— Begin —
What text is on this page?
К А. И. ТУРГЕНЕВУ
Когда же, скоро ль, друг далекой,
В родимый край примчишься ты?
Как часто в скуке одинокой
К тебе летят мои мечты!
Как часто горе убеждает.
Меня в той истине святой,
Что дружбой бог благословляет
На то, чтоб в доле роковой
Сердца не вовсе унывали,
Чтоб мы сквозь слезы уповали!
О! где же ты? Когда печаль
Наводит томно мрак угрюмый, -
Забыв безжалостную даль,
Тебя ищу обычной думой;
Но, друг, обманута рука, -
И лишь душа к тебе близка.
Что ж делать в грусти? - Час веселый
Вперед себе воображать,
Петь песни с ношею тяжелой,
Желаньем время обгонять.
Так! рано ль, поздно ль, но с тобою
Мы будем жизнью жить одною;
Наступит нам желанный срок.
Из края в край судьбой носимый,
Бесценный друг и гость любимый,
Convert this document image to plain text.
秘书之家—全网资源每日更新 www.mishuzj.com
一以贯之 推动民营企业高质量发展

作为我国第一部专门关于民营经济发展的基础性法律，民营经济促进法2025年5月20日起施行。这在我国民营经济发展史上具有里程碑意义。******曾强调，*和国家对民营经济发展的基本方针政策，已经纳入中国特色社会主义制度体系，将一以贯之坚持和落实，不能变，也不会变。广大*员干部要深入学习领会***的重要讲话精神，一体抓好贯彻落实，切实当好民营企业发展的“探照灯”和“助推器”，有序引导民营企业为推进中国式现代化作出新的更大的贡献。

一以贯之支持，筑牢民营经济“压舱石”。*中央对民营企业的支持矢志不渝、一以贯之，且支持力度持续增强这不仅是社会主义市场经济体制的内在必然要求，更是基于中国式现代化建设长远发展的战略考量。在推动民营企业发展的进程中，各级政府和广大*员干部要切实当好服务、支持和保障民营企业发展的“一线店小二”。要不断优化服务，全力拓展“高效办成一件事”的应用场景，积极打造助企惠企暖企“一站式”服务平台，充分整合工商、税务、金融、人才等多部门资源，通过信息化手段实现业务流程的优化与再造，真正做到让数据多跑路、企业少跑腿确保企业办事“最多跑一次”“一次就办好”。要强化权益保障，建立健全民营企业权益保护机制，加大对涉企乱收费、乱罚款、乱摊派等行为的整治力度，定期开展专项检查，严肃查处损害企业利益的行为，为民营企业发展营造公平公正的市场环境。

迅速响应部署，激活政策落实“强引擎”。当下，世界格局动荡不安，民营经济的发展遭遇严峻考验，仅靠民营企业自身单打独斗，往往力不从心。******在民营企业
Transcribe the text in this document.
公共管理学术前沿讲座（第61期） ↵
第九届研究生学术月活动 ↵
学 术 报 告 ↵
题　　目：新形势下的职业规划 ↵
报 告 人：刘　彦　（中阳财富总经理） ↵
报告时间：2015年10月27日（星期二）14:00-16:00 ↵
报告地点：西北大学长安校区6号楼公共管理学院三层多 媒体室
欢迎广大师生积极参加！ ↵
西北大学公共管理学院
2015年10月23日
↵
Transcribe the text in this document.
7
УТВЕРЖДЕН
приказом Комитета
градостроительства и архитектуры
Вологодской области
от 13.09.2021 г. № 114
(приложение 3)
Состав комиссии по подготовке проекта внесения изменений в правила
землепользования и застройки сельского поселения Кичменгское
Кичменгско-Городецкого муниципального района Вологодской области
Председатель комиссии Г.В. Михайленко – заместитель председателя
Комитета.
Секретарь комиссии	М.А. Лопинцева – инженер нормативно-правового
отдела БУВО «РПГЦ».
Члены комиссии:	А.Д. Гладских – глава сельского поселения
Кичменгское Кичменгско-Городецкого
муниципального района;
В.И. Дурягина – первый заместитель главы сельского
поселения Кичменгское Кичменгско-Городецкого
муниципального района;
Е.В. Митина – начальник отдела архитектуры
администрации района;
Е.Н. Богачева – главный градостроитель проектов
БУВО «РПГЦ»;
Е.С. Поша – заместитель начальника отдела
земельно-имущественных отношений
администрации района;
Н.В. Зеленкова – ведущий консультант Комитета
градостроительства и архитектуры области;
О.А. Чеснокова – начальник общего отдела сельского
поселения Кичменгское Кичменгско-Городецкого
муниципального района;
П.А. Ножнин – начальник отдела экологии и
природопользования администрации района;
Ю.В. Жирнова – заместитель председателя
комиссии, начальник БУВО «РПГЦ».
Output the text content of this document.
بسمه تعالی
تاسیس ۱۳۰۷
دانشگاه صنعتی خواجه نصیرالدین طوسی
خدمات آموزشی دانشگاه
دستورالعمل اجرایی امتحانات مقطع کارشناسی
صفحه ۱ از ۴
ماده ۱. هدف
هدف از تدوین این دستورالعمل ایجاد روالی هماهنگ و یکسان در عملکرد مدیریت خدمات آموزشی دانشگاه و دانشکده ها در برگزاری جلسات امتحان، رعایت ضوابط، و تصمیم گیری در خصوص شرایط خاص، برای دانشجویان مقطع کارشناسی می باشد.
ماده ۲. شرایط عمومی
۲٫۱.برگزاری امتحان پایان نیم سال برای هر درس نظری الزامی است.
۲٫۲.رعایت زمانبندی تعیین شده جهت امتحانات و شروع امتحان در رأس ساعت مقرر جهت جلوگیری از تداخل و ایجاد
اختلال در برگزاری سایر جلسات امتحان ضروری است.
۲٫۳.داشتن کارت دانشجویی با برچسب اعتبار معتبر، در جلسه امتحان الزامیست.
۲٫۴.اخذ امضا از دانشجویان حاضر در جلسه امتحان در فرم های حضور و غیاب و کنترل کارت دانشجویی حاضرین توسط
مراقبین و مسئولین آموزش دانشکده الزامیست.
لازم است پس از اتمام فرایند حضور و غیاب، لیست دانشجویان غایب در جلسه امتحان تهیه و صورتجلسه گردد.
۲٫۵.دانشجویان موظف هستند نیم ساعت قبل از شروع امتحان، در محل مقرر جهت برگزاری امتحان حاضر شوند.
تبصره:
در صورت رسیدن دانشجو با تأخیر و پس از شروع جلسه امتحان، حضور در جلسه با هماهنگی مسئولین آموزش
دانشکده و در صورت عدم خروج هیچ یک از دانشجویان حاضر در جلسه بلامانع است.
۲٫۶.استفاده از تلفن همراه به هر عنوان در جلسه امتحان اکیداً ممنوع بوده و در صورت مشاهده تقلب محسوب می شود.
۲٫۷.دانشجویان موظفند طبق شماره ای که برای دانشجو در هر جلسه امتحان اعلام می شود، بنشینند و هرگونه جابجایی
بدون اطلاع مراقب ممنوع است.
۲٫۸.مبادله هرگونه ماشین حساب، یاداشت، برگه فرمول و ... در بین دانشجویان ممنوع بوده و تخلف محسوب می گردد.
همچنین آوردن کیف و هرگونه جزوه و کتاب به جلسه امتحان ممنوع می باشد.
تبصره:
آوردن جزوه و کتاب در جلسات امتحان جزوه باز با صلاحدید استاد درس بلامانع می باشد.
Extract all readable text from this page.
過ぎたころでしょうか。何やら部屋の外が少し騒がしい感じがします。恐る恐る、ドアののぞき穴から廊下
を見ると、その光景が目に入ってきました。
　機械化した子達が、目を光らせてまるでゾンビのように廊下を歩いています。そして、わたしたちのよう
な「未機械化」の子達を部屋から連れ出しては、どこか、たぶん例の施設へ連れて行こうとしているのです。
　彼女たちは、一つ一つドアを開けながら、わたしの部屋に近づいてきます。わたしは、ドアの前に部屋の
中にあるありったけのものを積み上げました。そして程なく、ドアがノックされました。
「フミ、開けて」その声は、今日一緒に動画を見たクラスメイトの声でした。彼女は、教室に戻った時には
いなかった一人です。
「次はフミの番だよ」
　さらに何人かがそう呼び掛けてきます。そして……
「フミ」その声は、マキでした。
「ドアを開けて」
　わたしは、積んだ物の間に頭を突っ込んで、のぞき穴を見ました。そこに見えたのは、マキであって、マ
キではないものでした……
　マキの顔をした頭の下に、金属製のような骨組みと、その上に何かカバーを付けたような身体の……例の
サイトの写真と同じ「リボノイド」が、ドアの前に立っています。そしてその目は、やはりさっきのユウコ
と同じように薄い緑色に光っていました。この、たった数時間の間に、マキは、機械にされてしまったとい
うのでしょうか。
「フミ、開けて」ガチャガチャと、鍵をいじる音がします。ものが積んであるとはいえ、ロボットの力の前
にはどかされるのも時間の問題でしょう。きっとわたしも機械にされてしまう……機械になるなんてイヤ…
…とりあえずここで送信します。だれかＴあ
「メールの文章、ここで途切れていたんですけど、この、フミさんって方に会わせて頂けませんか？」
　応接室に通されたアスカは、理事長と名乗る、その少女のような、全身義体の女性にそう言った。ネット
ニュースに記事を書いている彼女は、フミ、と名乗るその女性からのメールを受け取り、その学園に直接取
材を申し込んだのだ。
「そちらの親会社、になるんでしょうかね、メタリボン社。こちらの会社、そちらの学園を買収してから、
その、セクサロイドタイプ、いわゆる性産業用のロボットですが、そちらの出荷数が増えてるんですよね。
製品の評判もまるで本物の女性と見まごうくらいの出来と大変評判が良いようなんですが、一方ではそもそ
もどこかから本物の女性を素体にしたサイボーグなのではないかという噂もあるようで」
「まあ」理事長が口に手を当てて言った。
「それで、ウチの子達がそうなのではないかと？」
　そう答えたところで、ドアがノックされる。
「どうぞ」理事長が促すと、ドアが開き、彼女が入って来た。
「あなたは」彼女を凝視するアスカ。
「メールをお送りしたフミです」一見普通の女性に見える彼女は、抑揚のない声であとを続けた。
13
— End —
*Challenge*
Whenever "Комитета" turns up in a line, pick that line out.

*Reply*
приказом Комитета
Комитета.
Н.В. Зеленкова – ведущий консультант Комитета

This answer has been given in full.